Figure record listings
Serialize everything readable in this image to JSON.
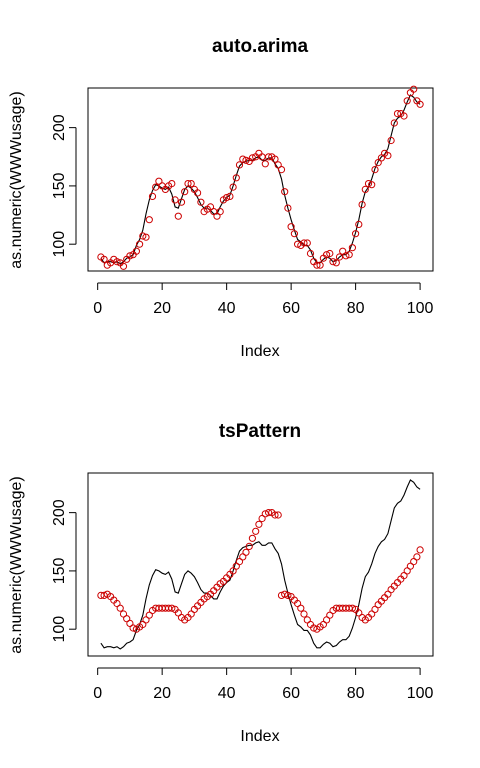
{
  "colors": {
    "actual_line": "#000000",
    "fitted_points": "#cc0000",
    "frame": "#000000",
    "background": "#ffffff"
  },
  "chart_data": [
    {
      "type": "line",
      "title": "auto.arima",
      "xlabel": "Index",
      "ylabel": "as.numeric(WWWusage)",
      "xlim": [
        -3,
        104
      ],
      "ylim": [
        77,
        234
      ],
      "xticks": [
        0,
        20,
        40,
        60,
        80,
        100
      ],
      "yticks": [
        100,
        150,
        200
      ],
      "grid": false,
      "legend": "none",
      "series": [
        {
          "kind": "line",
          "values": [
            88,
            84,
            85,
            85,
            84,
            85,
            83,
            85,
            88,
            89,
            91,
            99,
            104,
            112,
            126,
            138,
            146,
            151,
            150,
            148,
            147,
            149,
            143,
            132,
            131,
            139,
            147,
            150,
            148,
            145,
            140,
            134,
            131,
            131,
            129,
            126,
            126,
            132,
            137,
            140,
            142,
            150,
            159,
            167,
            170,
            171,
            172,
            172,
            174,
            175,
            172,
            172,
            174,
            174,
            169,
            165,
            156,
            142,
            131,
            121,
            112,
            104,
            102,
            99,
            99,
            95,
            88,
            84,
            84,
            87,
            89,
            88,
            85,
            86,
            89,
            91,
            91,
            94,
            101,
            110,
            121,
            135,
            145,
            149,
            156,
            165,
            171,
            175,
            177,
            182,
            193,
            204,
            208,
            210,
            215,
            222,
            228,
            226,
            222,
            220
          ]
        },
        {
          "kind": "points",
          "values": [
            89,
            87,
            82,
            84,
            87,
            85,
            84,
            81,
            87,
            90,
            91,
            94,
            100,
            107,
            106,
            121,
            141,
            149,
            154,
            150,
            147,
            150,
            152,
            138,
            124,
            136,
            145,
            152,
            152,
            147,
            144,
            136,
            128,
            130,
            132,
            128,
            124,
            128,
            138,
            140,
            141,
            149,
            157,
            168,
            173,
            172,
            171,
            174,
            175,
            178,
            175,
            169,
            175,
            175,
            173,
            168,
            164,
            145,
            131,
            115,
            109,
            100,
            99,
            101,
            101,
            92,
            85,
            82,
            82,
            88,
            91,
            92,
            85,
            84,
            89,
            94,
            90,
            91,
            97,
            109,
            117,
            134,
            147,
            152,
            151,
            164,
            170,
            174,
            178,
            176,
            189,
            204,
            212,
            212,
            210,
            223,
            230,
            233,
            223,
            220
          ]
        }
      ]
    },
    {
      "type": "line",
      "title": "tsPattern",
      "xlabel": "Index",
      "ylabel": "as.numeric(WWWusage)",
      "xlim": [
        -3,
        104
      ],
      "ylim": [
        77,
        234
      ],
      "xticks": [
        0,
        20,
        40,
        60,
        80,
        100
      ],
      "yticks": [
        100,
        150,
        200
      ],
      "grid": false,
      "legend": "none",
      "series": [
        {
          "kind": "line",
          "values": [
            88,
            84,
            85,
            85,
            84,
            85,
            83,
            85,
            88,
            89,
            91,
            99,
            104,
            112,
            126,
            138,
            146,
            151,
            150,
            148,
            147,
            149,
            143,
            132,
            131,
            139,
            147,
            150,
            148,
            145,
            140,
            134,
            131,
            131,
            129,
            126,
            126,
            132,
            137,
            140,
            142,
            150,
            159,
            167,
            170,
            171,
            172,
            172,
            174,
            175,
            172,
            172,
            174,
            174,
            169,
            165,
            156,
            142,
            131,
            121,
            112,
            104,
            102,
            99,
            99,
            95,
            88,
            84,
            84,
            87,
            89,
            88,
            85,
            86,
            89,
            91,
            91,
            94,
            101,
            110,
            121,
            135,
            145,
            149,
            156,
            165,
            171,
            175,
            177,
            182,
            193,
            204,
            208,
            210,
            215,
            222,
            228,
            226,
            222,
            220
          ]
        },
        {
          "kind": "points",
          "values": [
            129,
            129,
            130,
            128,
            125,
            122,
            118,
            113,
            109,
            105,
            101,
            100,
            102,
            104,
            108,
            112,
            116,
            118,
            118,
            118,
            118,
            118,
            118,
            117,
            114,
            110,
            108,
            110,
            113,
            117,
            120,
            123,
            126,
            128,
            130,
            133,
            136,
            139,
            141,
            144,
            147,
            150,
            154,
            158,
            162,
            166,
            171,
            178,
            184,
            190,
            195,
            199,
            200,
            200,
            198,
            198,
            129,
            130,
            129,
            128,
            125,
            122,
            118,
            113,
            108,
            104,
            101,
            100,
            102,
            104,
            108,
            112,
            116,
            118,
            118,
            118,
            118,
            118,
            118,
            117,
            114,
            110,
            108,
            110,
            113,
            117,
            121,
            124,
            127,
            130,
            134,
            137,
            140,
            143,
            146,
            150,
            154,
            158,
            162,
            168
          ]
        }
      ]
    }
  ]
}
---
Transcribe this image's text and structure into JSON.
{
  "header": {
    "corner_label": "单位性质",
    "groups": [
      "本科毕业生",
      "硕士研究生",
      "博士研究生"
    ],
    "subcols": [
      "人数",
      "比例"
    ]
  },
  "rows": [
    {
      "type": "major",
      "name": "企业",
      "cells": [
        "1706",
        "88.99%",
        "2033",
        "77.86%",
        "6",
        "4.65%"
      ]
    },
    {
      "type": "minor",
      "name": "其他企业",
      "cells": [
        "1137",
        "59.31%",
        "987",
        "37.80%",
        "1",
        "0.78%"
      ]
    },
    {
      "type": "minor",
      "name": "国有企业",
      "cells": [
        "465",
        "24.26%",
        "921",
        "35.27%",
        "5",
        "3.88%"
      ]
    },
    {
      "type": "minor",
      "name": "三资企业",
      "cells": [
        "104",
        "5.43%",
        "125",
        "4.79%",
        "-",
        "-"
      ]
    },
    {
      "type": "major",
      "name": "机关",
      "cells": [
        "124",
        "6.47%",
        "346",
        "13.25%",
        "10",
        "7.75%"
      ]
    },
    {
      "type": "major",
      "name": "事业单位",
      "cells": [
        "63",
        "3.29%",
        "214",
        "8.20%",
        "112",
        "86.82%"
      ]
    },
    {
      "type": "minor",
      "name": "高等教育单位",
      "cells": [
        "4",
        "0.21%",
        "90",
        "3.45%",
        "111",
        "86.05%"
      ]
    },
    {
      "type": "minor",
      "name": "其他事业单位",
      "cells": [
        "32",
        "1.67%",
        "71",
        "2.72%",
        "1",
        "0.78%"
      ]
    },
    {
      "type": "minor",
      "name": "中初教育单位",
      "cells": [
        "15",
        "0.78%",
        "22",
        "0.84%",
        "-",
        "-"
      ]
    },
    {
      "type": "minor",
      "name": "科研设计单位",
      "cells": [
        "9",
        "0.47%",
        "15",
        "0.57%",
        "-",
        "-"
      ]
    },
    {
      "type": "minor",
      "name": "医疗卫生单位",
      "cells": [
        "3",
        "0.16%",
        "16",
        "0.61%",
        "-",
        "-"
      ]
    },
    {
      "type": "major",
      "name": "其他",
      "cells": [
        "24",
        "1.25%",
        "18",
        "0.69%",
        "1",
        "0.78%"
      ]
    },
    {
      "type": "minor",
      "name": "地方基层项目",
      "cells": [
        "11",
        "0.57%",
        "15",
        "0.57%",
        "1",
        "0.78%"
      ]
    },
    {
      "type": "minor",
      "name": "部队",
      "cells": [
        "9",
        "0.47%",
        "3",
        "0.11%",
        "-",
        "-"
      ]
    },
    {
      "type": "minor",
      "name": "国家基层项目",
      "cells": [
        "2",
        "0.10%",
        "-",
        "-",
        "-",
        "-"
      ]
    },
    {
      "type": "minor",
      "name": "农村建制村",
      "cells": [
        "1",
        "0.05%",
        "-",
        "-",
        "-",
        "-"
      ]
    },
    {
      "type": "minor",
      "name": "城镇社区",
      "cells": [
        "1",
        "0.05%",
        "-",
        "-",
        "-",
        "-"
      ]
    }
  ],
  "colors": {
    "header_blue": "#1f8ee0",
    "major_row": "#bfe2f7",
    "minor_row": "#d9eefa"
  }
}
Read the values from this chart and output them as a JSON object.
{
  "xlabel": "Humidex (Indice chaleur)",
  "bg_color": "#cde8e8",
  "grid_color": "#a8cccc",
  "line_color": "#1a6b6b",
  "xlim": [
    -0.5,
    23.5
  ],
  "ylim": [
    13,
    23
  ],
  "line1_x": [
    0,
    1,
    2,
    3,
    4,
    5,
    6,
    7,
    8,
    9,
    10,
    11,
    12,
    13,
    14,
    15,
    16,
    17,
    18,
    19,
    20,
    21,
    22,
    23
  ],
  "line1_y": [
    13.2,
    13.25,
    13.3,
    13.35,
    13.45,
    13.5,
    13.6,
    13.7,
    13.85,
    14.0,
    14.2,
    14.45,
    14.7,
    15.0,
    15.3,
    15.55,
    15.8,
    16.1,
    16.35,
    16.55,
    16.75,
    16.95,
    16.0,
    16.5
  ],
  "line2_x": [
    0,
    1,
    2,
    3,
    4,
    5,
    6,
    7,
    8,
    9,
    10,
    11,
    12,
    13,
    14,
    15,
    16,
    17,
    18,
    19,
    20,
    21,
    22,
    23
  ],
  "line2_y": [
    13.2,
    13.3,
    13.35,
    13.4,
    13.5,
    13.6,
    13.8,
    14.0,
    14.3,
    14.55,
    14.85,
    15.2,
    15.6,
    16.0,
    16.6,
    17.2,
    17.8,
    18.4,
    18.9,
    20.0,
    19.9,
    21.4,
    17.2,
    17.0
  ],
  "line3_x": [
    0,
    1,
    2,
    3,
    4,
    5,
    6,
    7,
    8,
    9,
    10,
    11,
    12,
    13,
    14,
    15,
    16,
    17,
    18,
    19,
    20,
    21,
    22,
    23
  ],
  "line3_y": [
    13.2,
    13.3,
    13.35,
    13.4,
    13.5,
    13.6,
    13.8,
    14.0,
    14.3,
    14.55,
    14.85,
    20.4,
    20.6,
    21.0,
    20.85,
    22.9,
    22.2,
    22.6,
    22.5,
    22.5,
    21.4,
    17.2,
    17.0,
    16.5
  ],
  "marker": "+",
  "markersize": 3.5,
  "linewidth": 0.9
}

▶ _WHAT IS NEEDED_
Scan the lines above for "image", then copy every one that has it.

▶ _SOLVED PROBLEM_
Serialize everything readable in this image to JSON.
Transcribe this image's text and structure into JSON.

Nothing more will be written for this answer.